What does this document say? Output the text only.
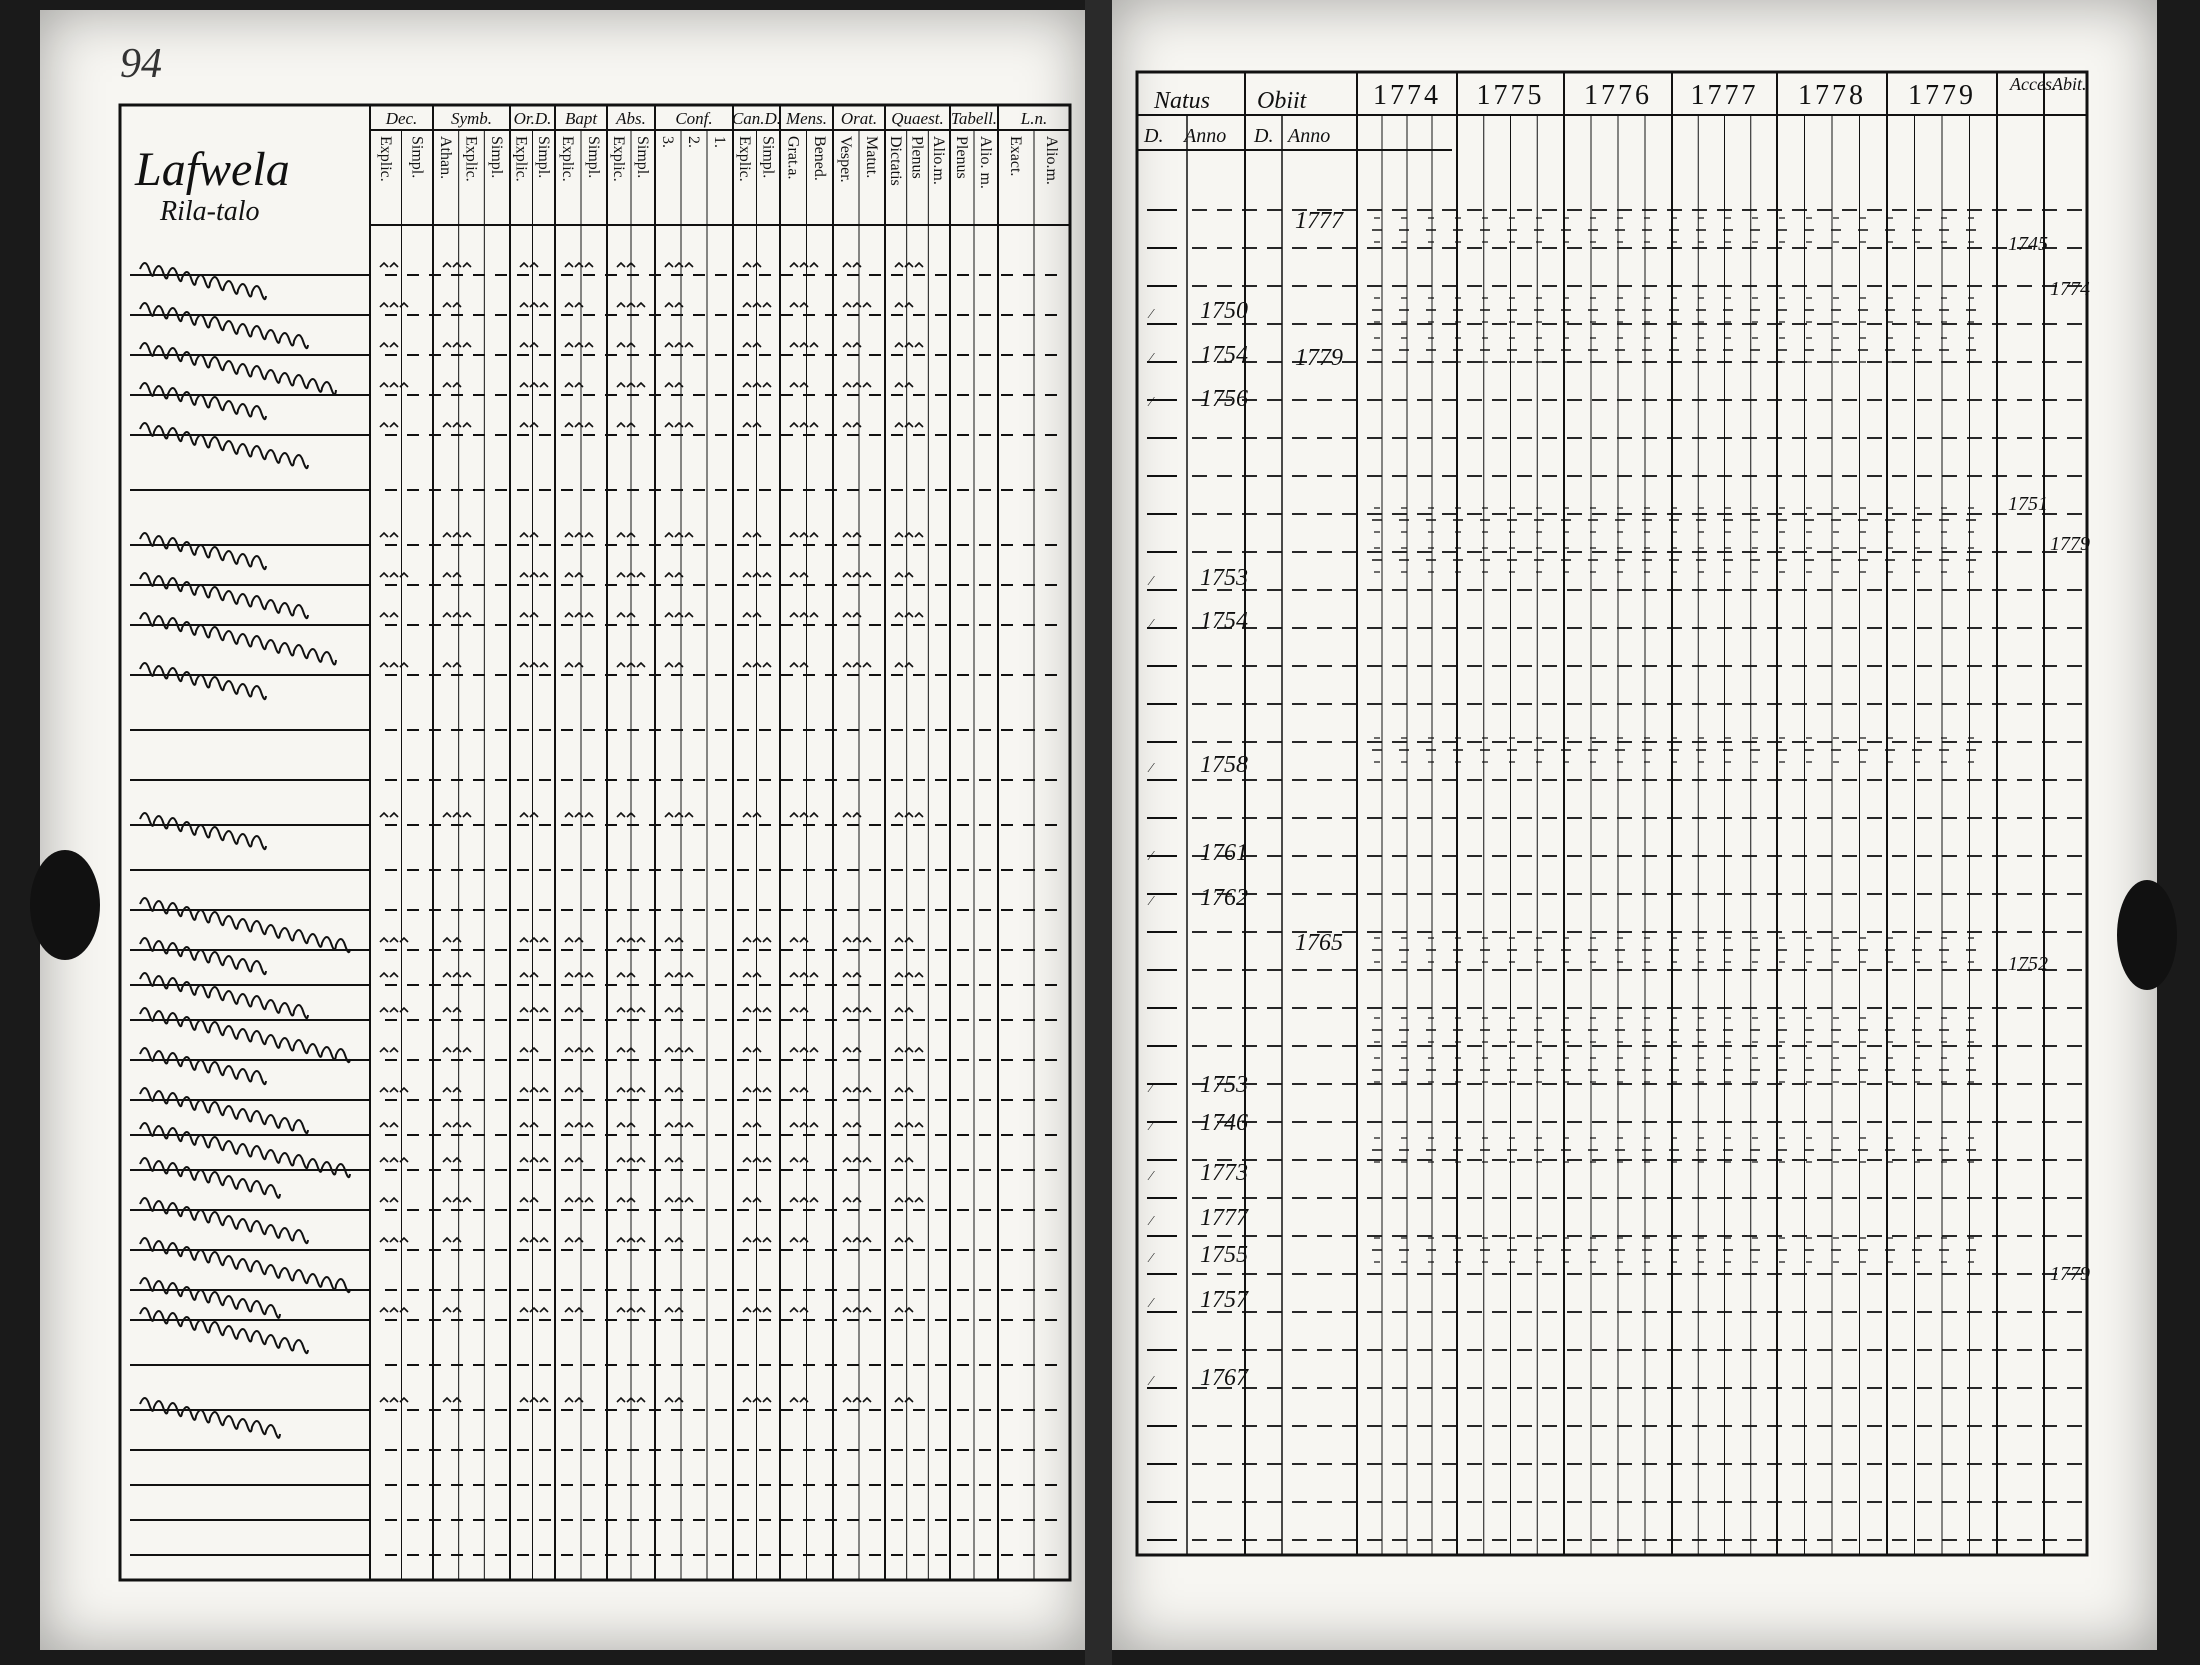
94
Dec.
Explic. Simpl.
Symb.
Athan. Explic. Simpl.
Or.D.
Explic. Simpl.
Bapt
Explic. Simpl.
Abs.
Explic. Simpl.
Conf.
3. 2. 1.
Can.D.
Explic. Simpl.
Mens.
Grat.a. Bened.
Orat.
Vesper. Matut.
Quaest.
Dictatis Plenus Alio.m.
Tabell.
Plenus Alio. m.
L.n.
Exact. Alio.m.
Lafwela
Rila-talo
Natus Obiit
D. Anno D. Anno
1774 1775 1776 1777 1778 1779 Acces.
Abit.
1750
⁄
1754
⁄
1756
⁄
1753
⁄
1754
⁄
1758
⁄
1761
⁄
1762
⁄
1753
⁄
1746
⁄
1773
⁄
1777
⁄
1755
⁄
1757
⁄
1767
⁄
1777
1779
1765
1745
1751
1752
1774
1779
1779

What to work on: Pictures in the records must not appear in the copy; transcribe everything else precisely.

Reply:
What does this document say? Output the text only.
94
Dec.
Explic. Simpl.
Symb.
Athan. Explic. Simpl.
Or.D.
Explic. Simpl.
Bapt
Explic. Simpl.
Abs.
Explic. Simpl.
Conf.
3. 2. 1.
Can.D.
Explic. Simpl.
Mens.
Grat.a. Bened.
Orat.
Vesper. Matut.
Quaest.
Dictatis Plenus Alio.m.
Tabell.
Plenus Alio. m.
L.n.
Exact. Alio.m.
Lafwela
Rila-talo
Natus Obiit
D. Anno D. Anno
1774 1775 1776 1777 1778 1779 Acces.
Abit.
1750
⁄
1754
⁄
1756
⁄
1753
⁄
1754
⁄
1758
⁄
1761
⁄
1762
⁄
1753
⁄
1746
⁄
1773
⁄
1777
⁄
1755
⁄
1757
⁄
1767
⁄
1777
1779
1765
1745
1751
1752
1774
1779
1779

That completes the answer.